Data entries:
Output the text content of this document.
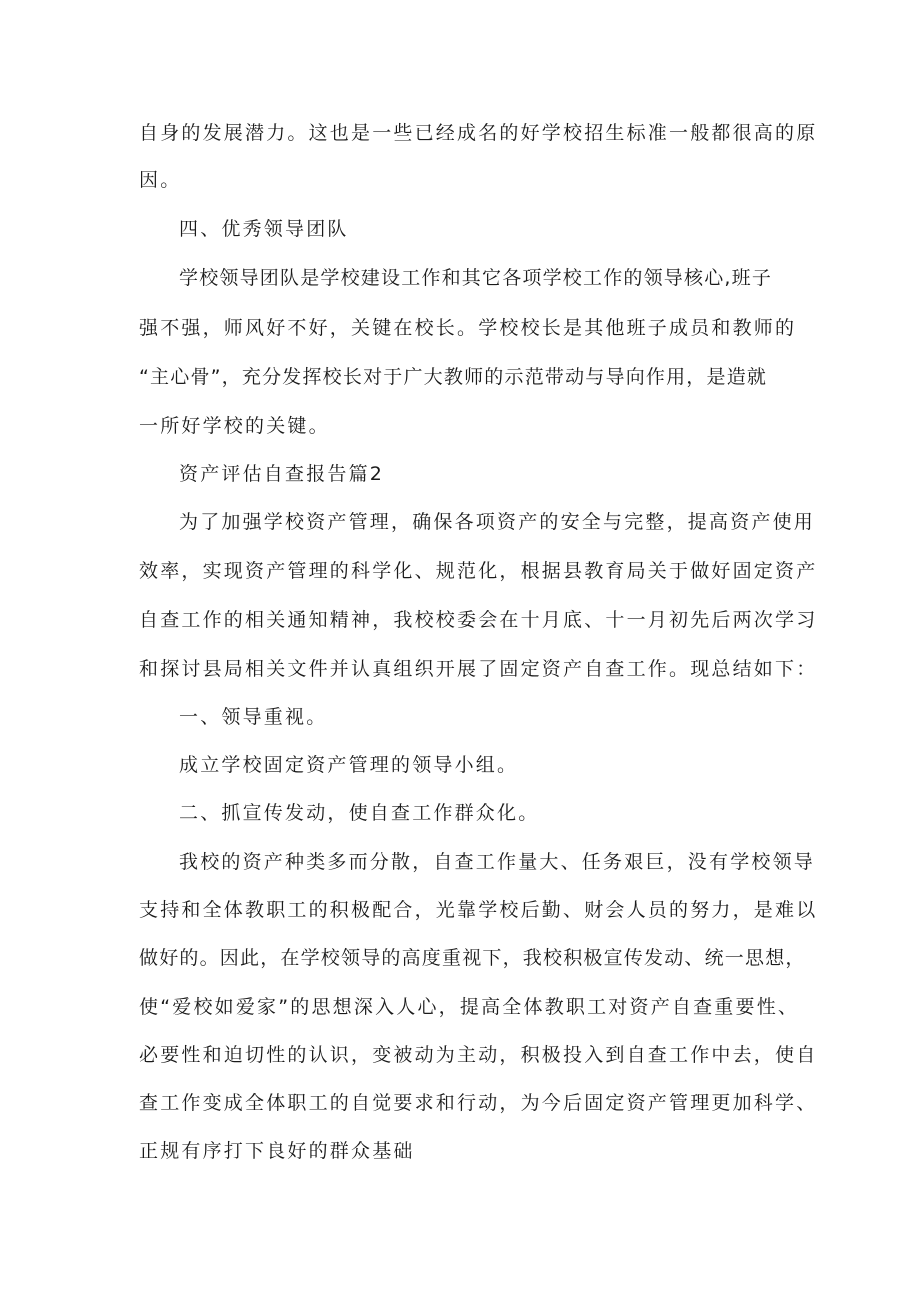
自身的发展潜力。这也是一些已经成名的好学校招生标准一般都很高的原
因。
四、优秀领导团队
学校领导团队是学校建设工作和其它各项学校工作的领导核心,班子
强不强，师风好不好，关键在校长。学校校长是其他班子成员和教师的
“主心骨”，充分发挥校长对于广大教师的示范带动与导向作用，是造就
一所好学校的关键。
资产评估自查报告篇2
为了加强学校资产管理，确保各项资产的安全与完整，提高资产使用
效率，实现资产管理的科学化、规范化，根据县教育局关于做好固定资产
自查工作的相关通知精神，我校校委会在十月底、十一月初先后两次学习
和探讨县局相关文件并认真组织开展了固定资产自查工作。现总结如下：
一、领导重视。
成立学校固定资产管理的领导小组。
二、抓宣传发动，使自查工作群众化。
我校的资产种类多而分散，自查工作量大、任务艰巨，没有学校领导
支持和全体教职工的积极配合，光靠学校后勤、财会人员的努力，是难以
做好的。因此，在学校领导的高度重视下，我校积极宣传发动、统一思想，
使“爱校如爱家”的思想深入人心，提高全体教职工对资产自查重要性、
必要性和迫切性的认识，变被动为主动，积极投入到自查工作中去，使自
查工作变成全体职工的自觉要求和行动，为今后固定资产管理更加科学、
正规有序打下良好的群众基础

# WHAT YOU SHOULD DO
Your copy of the data above should match it exactly, except that pictures are left out.

# CORRECT ANSWER
Output the text content of this document.
自身的发展潜力。这也是一些已经成名的好学校招生标准一般都很高的原
因。
四、优秀领导团队
学校领导团队是学校建设工作和其它各项学校工作的领导核心,班子
强不强，师风好不好，关键在校长。学校校长是其他班子成员和教师的
“主心骨”，充分发挥校长对于广大教师的示范带动与导向作用，是造就
一所好学校的关键。
资产评估自查报告篇2
为了加强学校资产管理，确保各项资产的安全与完整，提高资产使用
效率，实现资产管理的科学化、规范化，根据县教育局关于做好固定资产
自查工作的相关通知精神，我校校委会在十月底、十一月初先后两次学习
和探讨县局相关文件并认真组织开展了固定资产自查工作。现总结如下：
一、领导重视。
成立学校固定资产管理的领导小组。
二、抓宣传发动，使自查工作群众化。
我校的资产种类多而分散，自查工作量大、任务艰巨，没有学校领导
支持和全体教职工的积极配合，光靠学校后勤、财会人员的努力，是难以
做好的。因此，在学校领导的高度重视下，我校积极宣传发动、统一思想，
使“爱校如爱家”的思想深入人心，提高全体教职工对资产自查重要性、
必要性和迫切性的认识，变被动为主动，积极投入到自查工作中去，使自
查工作变成全体职工的自觉要求和行动，为今后固定资产管理更加科学、
正规有序打下良好的群众基础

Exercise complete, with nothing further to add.